(begin)

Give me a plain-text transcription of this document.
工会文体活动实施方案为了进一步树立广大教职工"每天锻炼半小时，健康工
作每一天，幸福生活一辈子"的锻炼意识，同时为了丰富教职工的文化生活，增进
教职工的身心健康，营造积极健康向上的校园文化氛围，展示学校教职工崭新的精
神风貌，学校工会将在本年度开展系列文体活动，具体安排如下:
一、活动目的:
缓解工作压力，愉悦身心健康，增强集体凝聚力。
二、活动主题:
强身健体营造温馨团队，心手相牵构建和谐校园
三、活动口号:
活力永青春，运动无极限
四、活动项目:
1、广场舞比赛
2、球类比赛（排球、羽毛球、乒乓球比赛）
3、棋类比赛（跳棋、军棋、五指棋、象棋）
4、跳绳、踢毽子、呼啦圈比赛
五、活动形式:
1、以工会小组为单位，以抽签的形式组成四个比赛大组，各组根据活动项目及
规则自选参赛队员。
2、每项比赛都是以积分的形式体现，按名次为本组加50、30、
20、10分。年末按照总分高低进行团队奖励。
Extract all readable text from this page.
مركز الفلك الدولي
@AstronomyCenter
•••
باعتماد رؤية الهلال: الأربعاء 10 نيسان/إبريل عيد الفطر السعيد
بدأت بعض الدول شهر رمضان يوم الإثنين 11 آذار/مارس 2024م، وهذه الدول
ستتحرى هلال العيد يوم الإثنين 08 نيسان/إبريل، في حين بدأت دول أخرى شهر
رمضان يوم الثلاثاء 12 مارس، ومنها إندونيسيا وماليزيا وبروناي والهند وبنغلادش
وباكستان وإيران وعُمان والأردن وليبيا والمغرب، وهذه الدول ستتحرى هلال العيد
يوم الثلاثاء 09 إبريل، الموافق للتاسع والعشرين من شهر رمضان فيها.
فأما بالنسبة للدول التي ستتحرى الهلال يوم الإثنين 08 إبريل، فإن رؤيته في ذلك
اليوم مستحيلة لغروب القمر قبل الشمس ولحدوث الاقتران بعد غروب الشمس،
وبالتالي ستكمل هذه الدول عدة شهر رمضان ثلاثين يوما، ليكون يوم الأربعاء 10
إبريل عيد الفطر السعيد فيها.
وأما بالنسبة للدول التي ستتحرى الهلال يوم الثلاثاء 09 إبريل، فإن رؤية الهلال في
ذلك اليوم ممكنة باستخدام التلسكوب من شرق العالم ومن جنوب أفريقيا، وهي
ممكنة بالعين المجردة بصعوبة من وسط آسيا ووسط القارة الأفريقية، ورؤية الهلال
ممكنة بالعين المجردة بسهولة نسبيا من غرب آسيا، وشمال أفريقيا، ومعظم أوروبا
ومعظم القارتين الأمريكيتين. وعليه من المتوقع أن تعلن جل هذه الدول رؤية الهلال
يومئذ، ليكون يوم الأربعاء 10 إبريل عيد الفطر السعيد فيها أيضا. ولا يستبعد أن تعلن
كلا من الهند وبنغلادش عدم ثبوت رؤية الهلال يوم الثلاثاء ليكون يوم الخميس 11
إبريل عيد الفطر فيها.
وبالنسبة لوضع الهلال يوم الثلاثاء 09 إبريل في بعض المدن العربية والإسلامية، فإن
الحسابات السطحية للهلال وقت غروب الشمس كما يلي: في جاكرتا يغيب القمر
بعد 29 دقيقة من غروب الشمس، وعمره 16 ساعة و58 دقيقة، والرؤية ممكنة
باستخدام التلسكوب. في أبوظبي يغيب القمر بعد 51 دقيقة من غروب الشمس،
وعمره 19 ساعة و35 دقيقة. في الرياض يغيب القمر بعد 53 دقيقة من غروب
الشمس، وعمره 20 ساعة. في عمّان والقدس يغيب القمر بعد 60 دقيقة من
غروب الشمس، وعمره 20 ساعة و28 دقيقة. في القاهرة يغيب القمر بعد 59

(end)

● WHAT TO DO
Only the number is wanted: how many lines of the data contain the word "الأربعاء"?

● REPLY
3